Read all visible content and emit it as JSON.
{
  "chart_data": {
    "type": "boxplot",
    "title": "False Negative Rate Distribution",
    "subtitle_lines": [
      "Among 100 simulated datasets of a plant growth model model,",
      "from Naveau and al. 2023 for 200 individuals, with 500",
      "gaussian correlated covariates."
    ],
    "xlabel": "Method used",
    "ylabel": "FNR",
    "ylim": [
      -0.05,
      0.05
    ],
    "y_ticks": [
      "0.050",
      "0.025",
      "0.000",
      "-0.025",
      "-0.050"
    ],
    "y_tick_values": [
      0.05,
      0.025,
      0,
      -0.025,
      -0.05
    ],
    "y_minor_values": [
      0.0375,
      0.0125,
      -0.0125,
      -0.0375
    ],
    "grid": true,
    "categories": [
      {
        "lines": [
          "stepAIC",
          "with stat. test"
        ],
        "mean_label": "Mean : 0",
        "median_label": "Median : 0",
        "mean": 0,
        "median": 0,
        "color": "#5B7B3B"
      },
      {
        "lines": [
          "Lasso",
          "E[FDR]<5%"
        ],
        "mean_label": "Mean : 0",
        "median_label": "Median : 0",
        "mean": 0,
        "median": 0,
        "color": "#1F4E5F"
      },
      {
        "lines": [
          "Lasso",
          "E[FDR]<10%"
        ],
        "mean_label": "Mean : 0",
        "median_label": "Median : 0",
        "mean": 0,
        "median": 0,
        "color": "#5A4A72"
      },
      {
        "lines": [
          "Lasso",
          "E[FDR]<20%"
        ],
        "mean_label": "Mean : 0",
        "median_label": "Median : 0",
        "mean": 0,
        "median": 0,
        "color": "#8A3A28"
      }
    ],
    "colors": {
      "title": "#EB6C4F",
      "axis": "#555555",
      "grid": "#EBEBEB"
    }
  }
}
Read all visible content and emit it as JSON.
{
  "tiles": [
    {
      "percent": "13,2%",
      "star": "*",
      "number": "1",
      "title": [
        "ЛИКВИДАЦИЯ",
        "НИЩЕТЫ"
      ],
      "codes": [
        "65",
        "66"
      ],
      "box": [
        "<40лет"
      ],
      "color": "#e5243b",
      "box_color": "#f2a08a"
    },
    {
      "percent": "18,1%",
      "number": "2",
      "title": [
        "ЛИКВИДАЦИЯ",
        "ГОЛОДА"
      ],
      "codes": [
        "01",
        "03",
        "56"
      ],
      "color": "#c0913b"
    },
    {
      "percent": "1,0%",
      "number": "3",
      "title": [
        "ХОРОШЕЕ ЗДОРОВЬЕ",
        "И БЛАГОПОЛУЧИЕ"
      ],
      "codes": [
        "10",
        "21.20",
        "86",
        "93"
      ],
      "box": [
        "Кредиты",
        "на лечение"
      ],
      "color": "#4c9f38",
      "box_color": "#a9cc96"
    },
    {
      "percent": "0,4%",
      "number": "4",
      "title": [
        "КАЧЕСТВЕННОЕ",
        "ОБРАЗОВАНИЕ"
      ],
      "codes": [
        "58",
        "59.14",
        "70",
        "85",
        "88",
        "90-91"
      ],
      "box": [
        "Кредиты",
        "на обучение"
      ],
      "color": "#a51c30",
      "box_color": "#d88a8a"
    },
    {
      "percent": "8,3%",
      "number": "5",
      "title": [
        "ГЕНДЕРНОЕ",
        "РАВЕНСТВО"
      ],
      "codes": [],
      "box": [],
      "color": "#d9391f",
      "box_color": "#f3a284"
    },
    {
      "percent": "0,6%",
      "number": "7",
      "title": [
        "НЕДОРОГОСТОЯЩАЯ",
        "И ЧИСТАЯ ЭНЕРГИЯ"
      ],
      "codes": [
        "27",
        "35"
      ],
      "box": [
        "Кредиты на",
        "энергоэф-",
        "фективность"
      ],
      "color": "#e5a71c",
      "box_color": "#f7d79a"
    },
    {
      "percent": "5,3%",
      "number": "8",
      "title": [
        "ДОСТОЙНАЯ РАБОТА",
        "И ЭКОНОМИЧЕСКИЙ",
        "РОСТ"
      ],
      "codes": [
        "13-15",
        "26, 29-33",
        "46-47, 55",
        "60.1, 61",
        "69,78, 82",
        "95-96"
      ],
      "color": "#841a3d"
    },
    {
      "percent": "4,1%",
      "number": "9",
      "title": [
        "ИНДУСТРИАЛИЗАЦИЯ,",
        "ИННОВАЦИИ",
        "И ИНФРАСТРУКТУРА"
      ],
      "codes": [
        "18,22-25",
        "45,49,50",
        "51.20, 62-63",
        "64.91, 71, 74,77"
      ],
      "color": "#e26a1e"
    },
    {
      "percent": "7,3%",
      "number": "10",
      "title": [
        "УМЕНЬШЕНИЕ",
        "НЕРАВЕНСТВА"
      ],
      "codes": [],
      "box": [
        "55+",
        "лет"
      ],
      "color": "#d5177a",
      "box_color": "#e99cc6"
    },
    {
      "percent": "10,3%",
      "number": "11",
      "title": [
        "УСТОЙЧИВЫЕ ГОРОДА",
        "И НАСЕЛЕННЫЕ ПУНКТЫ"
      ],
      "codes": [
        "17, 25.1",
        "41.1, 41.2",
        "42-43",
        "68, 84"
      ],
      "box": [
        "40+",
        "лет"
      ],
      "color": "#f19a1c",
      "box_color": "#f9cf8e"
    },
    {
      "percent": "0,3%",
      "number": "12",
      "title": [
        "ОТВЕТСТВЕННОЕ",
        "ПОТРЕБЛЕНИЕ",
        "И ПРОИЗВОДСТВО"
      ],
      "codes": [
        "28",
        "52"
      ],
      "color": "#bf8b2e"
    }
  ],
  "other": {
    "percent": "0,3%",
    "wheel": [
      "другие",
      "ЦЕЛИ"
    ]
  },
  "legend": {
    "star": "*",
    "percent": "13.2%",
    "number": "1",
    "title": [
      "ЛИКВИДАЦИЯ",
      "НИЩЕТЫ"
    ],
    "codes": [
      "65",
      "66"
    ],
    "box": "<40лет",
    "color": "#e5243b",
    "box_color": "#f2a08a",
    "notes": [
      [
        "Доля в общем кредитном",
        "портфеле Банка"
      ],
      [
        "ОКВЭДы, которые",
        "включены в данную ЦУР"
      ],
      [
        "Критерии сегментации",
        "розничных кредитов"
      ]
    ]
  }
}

WRITTEN INSTRUCTION >> Retype each record exactly, leaving nothing out.

COMPLETE RESPONSE >>
Read all visible content and emit it as JSON.
{
  "chart_data": {
    "type": "boxplot",
    "title": "False Negative Rate Distribution",
    "subtitle_lines": [
      "Among 100 simulated datasets of a plant growth model model,",
      "from Naveau and al. 2023 for 200 individuals, with 500",
      "gaussian correlated covariates."
    ],
    "xlabel": "Method used",
    "ylabel": "FNR",
    "ylim": [
      -0.05,
      0.05
    ],
    "y_ticks": [
      "0.050",
      "0.025",
      "0.000",
      "-0.025",
      "-0.050"
    ],
    "y_tick_values": [
      0.05,
      0.025,
      0,
      -0.025,
      -0.05
    ],
    "y_minor_values": [
      0.0375,
      0.0125,
      -0.0125,
      -0.0375
    ],
    "grid": true,
    "categories": [
      {
        "lines": [
          "stepAIC",
          "with stat. test"
        ],
        "mean_label": "Mean : 0",
        "median_label": "Median : 0",
        "mean": 0,
        "median": 0,
        "color": "#5B7B3B"
      },
      {
        "lines": [
          "Lasso",
          "E[FDR]<5%"
        ],
        "mean_label": "Mean : 0",
        "median_label": "Median : 0",
        "mean": 0,
        "median": 0,
        "color": "#1F4E5F"
      },
      {
        "lines": [
          "Lasso",
          "E[FDR]<10%"
        ],
        "mean_label": "Mean : 0",
        "median_label": "Median : 0",
        "mean": 0,
        "median": 0,
        "color": "#5A4A72"
      },
      {
        "lines": [
          "Lasso",
          "E[FDR]<20%"
        ],
        "mean_label": "Mean : 0",
        "median_label": "Median : 0",
        "mean": 0,
        "median": 0,
        "color": "#8A3A28"
      }
    ],
    "colors": {
      "title": "#EB6C4F",
      "axis": "#555555",
      "grid": "#EBEBEB"
    }
  }
}
Read all visible content and emit it as JSON.
{
  "tiles": [
    {
      "percent": "13,2%",
      "star": "*",
      "number": "1",
      "title": [
        "ЛИКВИДАЦИЯ",
        "НИЩЕТЫ"
      ],
      "codes": [
        "65",
        "66"
      ],
      "box": [
        "<40лет"
      ],
      "color": "#e5243b",
      "box_color": "#f2a08a"
    },
    {
      "percent": "18,1%",
      "number": "2",
      "title": [
        "ЛИКВИДАЦИЯ",
        "ГОЛОДА"
      ],
      "codes": [
        "01",
        "03",
        "56"
      ],
      "color": "#c0913b"
    },
    {
      "percent": "1,0%",
      "number": "3",
      "title": [
        "ХОРОШЕЕ ЗДОРОВЬЕ",
        "И БЛАГОПОЛУЧИЕ"
      ],
      "codes": [
        "10",
        "21.20",
        "86",
        "93"
      ],
      "box": [
        "Кредиты",
        "на лечение"
      ],
      "color": "#4c9f38",
      "box_color": "#a9cc96"
    },
    {
      "percent": "0,4%",
      "number": "4",
      "title": [
        "КАЧЕСТВЕННОЕ",
        "ОБРАЗОВАНИЕ"
      ],
      "codes": [
        "58",
        "59.14",
        "70",
        "85",
        "88",
        "90-91"
      ],
      "box": [
        "Кредиты",
        "на обучение"
      ],
      "color": "#a51c30",
      "box_color": "#d88a8a"
    },
    {
      "percent": "8,3%",
      "number": "5",
      "title": [
        "ГЕНДЕРНОЕ",
        "РАВЕНСТВО"
      ],
      "codes": [],
      "box": [],
      "color": "#d9391f",
      "box_color": "#f3a284"
    },
    {
      "percent": "0,6%",
      "number": "7",
      "title": [
        "НЕДОРОГОСТОЯЩАЯ",
        "И ЧИСТАЯ ЭНЕРГИЯ"
      ],
      "codes": [
        "27",
        "35"
      ],
      "box": [
        "Кредиты на",
        "энергоэф-",
        "фективность"
      ],
      "color": "#e5a71c",
      "box_color": "#f7d79a"
    },
    {
      "percent": "5,3%",
      "number": "8",
      "title": [
        "ДОСТОЙНАЯ РАБОТА",
        "И ЭКОНОМИЧЕСКИЙ",
        "РОСТ"
      ],
      "codes": [
        "13-15",
        "26, 29-33",
        "46-47, 55",
        "60.1, 61",
        "69,78, 82",
        "95-96"
      ],
      "color": "#841a3d"
    },
    {
      "percent": "4,1%",
      "number": "9",
      "title": [
        "ИНДУСТРИАЛИЗАЦИЯ,",
        "ИННОВАЦИИ",
        "И ИНФРАСТРУКТУРА"
      ],
      "codes": [
        "18,22-25",
        "45,49,50",
        "51.20, 62-63",
        "64.91, 71, 74,77"
      ],
      "color": "#e26a1e"
    },
    {
      "percent": "7,3%",
      "number": "10",
      "title": [
        "УМЕНЬШЕНИЕ",
        "НЕРАВЕНСТВА"
      ],
      "codes": [],
      "box": [
        "55+",
        "лет"
      ],
      "color": "#d5177a",
      "box_color": "#e99cc6"
    },
    {
      "percent": "10,3%",
      "number": "11",
      "title": [
        "УСТОЙЧИВЫЕ ГОРОДА",
        "И НАСЕЛЕННЫЕ ПУНКТЫ"
      ],
      "codes": [
        "17, 25.1",
        "41.1, 41.2",
        "42-43",
        "68, 84"
      ],
      "box": [
        "40+",
        "лет"
      ],
      "color": "#f19a1c",
      "box_color": "#f9cf8e"
    },
    {
      "percent": "0,3%",
      "number": "12",
      "title": [
        "ОТВЕТСТВЕННОЕ",
        "ПОТРЕБЛЕНИЕ",
        "И ПРОИЗВОДСТВО"
      ],
      "codes": [
        "28",
        "52"
      ],
      "color": "#bf8b2e"
    }
  ],
  "other": {
    "percent": "0,3%",
    "wheel": [
      "другие",
      "ЦЕЛИ"
    ]
  },
  "legend": {
    "star": "*",
    "percent": "13.2%",
    "number": "1",
    "title": [
      "ЛИКВИДАЦИЯ",
      "НИЩЕТЫ"
    ],
    "codes": [
      "65",
      "66"
    ],
    "box": "<40лет",
    "color": "#e5243b",
    "box_color": "#f2a08a",
    "notes": [
      [
        "Доля в общем кредитном",
        "портфеле Банка"
      ],
      [
        "ОКВЭДы, которые",
        "включены в данную ЦУР"
      ],
      [
        "Критерии сегментации",
        "розничных кредитов"
      ]
    ]
  }
}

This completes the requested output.